- **Job**:
Go through the data below. List every line that holds the word "name".

○ ○ ○ ○ ○ ○ ○

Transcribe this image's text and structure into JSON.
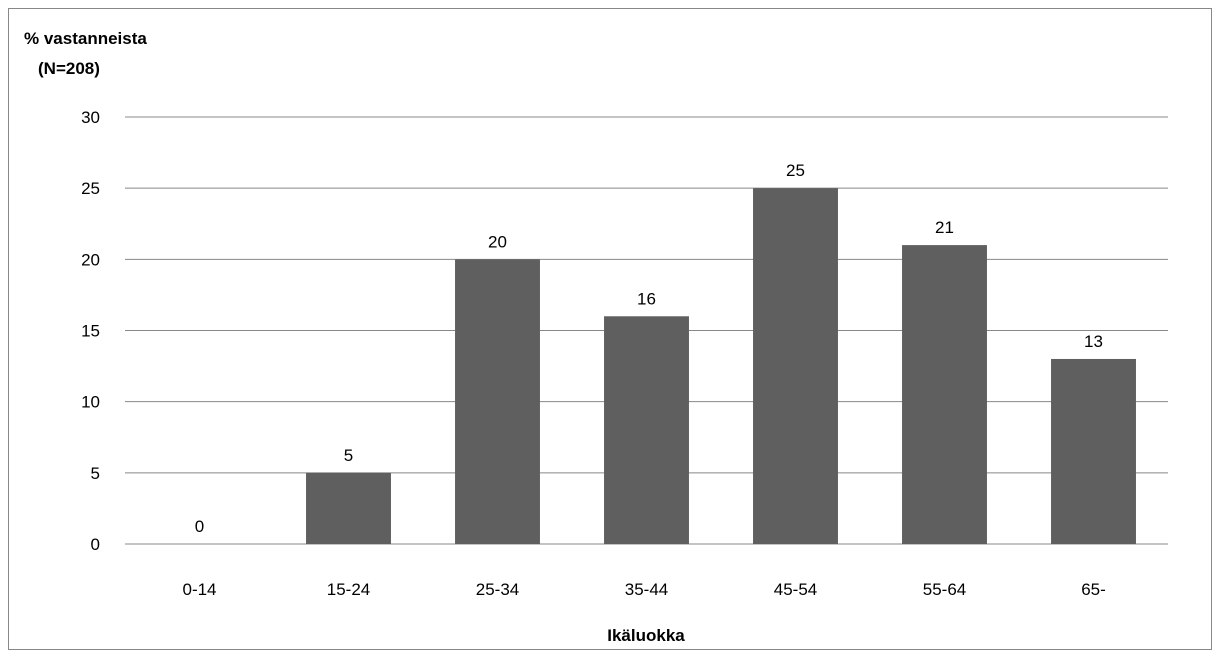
{
  "chart_data": {
    "type": "bar",
    "ylabel": [
      "% vastanneista",
      "(N=208)"
    ],
    "xlabel": "Ikäluokka",
    "categories": [
      "0-14",
      "15-24",
      "25-34",
      "35-44",
      "45-54",
      "55-64",
      "65-"
    ],
    "values": [
      0,
      5,
      20,
      16,
      25,
      21,
      13
    ],
    "data_labels": [
      "0",
      "5",
      "20",
      "16",
      "25",
      "21",
      "13"
    ],
    "ylim": [
      0,
      30
    ],
    "yticks": [
      0,
      5,
      10,
      15,
      20,
      25,
      30
    ],
    "grid": true,
    "legend": "none",
    "bar_color": "#5f5f5f",
    "grid_color": "#888888"
  }
}
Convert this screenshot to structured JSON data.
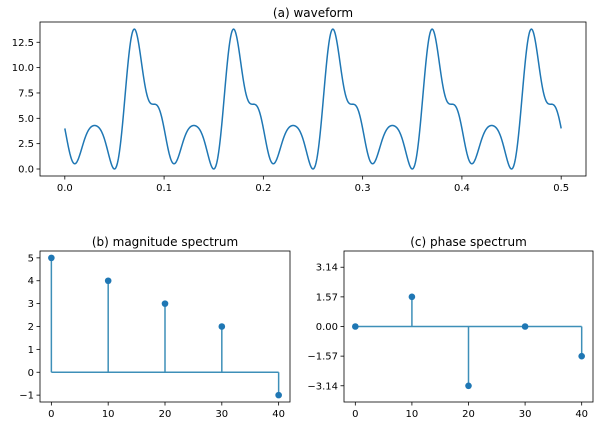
{
  "colors": {
    "series": "#1f77b4",
    "stem": "#3d8fb8"
  },
  "chart_data": [
    {
      "id": "waveform",
      "type": "line",
      "title": "(a) waveform",
      "xlabel": "",
      "ylabel": "",
      "xlim": [
        -0.025,
        0.525
      ],
      "ylim": [
        -0.69,
        14.5
      ],
      "xticks": [
        0.0,
        0.1,
        0.2,
        0.3,
        0.4,
        0.5
      ],
      "xtick_labels": [
        "0.0",
        "0.1",
        "0.2",
        "0.3",
        "0.4",
        "0.5"
      ],
      "yticks": [
        0.0,
        2.5,
        5.0,
        7.5,
        10.0,
        12.5
      ],
      "ytick_labels": [
        "0.0",
        "2.5",
        "5.0",
        "7.5",
        "10.0",
        "12.5"
      ],
      "grid": false,
      "signal": {
        "x_range": [
          0.0,
          0.5
        ],
        "fundamental_hz": 10,
        "dc": 5,
        "harmonics": [
          {
            "freq": 10,
            "amplitude": 4,
            "phase": 1.5708
          },
          {
            "freq": 20,
            "amplitude": 3,
            "phase": -3.1416
          },
          {
            "freq": 30,
            "amplitude": 2,
            "phase": 0
          },
          {
            "freq": 40,
            "amplitude": 1,
            "phase": 1.5708
          }
        ]
      }
    },
    {
      "id": "magnitude",
      "type": "stem",
      "title": "(b) magnitude spectrum",
      "xlabel": "",
      "ylabel": "",
      "x": [
        0,
        10,
        20,
        30,
        40
      ],
      "y": [
        5,
        4,
        3,
        2,
        -1
      ],
      "baseline": 0,
      "xlim": [
        -2,
        42
      ],
      "ylim": [
        -1.3,
        5.3
      ],
      "xticks": [
        0,
        10,
        20,
        30,
        40
      ],
      "xtick_labels": [
        "0",
        "10",
        "20",
        "30",
        "40"
      ],
      "yticks": [
        -1,
        0,
        1,
        2,
        3,
        4,
        5
      ],
      "ytick_labels": [
        "−1",
        "0",
        "1",
        "2",
        "3",
        "4",
        "5"
      ],
      "grid": false
    },
    {
      "id": "phase",
      "type": "stem",
      "title": "(c) phase spectrum",
      "xlabel": "",
      "ylabel": "",
      "x": [
        0,
        10,
        20,
        30,
        40
      ],
      "y": [
        0,
        1.5708,
        -3.1416,
        0,
        -1.5708
      ],
      "baseline": 0,
      "xlim": [
        -2,
        42
      ],
      "ylim": [
        -4.0,
        4.0
      ],
      "xticks": [
        0,
        10,
        20,
        30,
        40
      ],
      "xtick_labels": [
        "0",
        "10",
        "20",
        "30",
        "40"
      ],
      "yticks": [
        3.14,
        1.57,
        0.0,
        -1.57,
        -3.14
      ],
      "ytick_labels": [
        "3.14",
        "1.57",
        "0.00",
        "−1.57",
        "−3.14"
      ],
      "grid": false
    }
  ]
}
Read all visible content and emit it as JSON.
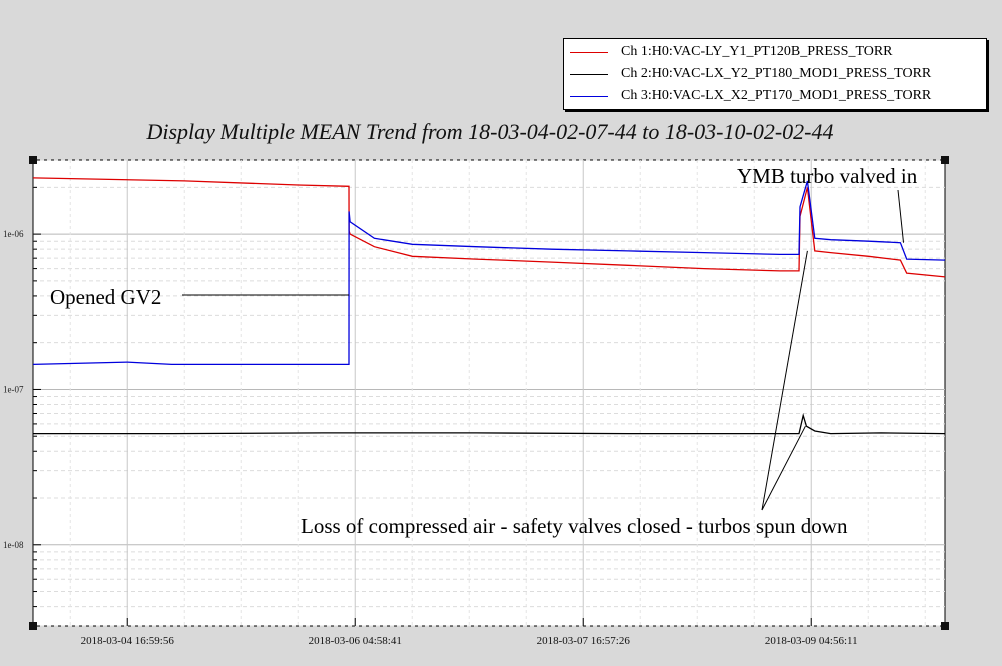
{
  "chart_data": {
    "type": "line",
    "title": "Display Multiple MEAN Trend from 18-03-04-02-07-44 to 18-03-10-02-02-44",
    "xlabel": "",
    "ylabel": "",
    "y_scale": "log",
    "ylim": [
      3e-09,
      3e-06
    ],
    "xlim": [
      "2018-03-04 02:07:44",
      "2018-03-10 02:02:44"
    ],
    "y_tick_labels": [
      "1e-06",
      "1e-07",
      "1e-08"
    ],
    "y_tick_values": [
      1e-06,
      1e-07,
      1e-08
    ],
    "x_tick_labels": [
      "2018-03-04 16:59:56",
      "2018-03-06 04:58:41",
      "2018-03-07 16:57:26",
      "2018-03-09 04:56:11"
    ],
    "x_tick_values": [
      "2018-03-04 16:59:56",
      "2018-03-06 04:58:41",
      "2018-03-07 16:57:26",
      "2018-03-09 04:56:11"
    ],
    "grid": true,
    "legend_position": "top-right",
    "series": [
      {
        "name": "Ch 1:H0:VAC-LY_Y1_PT120B_PRESS_TORR",
        "color": "#dd0000",
        "x": [
          "2018-03-04 02:07:44",
          "2018-03-05 02:00:00",
          "2018-03-05 20:00:00",
          "2018-03-06 04:00:00",
          "2018-03-06 04:01:00",
          "2018-03-06 04:10:00",
          "2018-03-06 08:00:00",
          "2018-03-06 14:00:00",
          "2018-03-07 00:00:00",
          "2018-03-07 12:00:00",
          "2018-03-08 00:00:00",
          "2018-03-08 12:00:00",
          "2018-03-09 00:00:00",
          "2018-03-09 03:00:00",
          "2018-03-09 03:10:00",
          "2018-03-09 04:20:00",
          "2018-03-09 05:30:00",
          "2018-03-09 08:00:00",
          "2018-03-09 14:00:00",
          "2018-03-09 19:00:00",
          "2018-03-09 20:00:00",
          "2018-03-10 02:02:44"
        ],
        "y": [
          2.3e-06,
          2.2e-06,
          2.07e-06,
          2.03e-06,
          1.05e-06,
          1e-06,
          8.3e-07,
          7.2e-07,
          6.9e-07,
          6.6e-07,
          6.3e-07,
          6e-07,
          5.8e-07,
          5.8e-07,
          1.3e-06,
          2e-06,
          7.8e-07,
          7.6e-07,
          7.2e-07,
          6.8e-07,
          5.6e-07,
          5.3e-07
        ]
      },
      {
        "name": "Ch 2:H0:VAC-LX_Y2_PT180_MOD1_PRESS_TORR",
        "color": "#000000",
        "x": [
          "2018-03-04 02:07:44",
          "2018-03-05 00:00:00",
          "2018-03-06 00:00:00",
          "2018-03-07 00:00:00",
          "2018-03-08 00:00:00",
          "2018-03-09 03:00:00",
          "2018-03-09 03:40:00",
          "2018-03-09 04:10:00",
          "2018-03-09 05:30:00",
          "2018-03-09 08:00:00",
          "2018-03-09 16:00:00",
          "2018-03-10 02:02:44"
        ],
        "y": [
          5.2e-08,
          5.2e-08,
          5.25e-08,
          5.25e-08,
          5.2e-08,
          5.2e-08,
          6.8e-08,
          5.8e-08,
          5.4e-08,
          5.2e-08,
          5.25e-08,
          5.2e-08
        ]
      },
      {
        "name": "Ch 3:H0:VAC-LX_X2_PT170_MOD1_PRESS_TORR",
        "color": "#0000dd",
        "x": [
          "2018-03-04 02:07:44",
          "2018-03-04 17:00:00",
          "2018-03-05 00:00:00",
          "2018-03-06 04:00:00",
          "2018-03-06 04:01:00",
          "2018-03-06 04:10:00",
          "2018-03-06 08:00:00",
          "2018-03-06 14:00:00",
          "2018-03-07 00:00:00",
          "2018-03-07 12:00:00",
          "2018-03-08 00:00:00",
          "2018-03-08 12:00:00",
          "2018-03-09 00:00:00",
          "2018-03-09 03:00:00",
          "2018-03-09 03:10:00",
          "2018-03-09 04:20:00",
          "2018-03-09 05:30:00",
          "2018-03-09 08:00:00",
          "2018-03-09 14:00:00",
          "2018-03-09 19:00:00",
          "2018-03-09 20:00:00",
          "2018-03-10 02:02:44"
        ],
        "y": [
          1.45e-07,
          1.5e-07,
          1.45e-07,
          1.45e-07,
          1.4e-06,
          1.2e-06,
          9.4e-07,
          8.6e-07,
          8.3e-07,
          8e-07,
          7.8e-07,
          7.6e-07,
          7.4e-07,
          7.4e-07,
          1.5e-06,
          2.2e-06,
          9.4e-07,
          9.2e-07,
          9e-07,
          8.8e-07,
          6.9e-07,
          6.8e-07
        ]
      }
    ],
    "annotations": [
      {
        "text": "Opened GV2"
      },
      {
        "text": "YMB turbo valved in"
      },
      {
        "text": "Loss of compressed air - safety valves closed - turbos spun down"
      }
    ]
  }
}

○ ○ ○ ○ ○ ○ ○

- **Answer to this exercise**:
        "name": "Ch 1:H0:VAC-LY_Y1_PT120B_PRESS_TORR",
        "name": "Ch 2:H0:VAC-LX_Y2_PT180_MOD1_PRESS_TORR",
        "name": "Ch 3:H0:VAC-LX_X2_PT170_MOD1_PRESS_TORR",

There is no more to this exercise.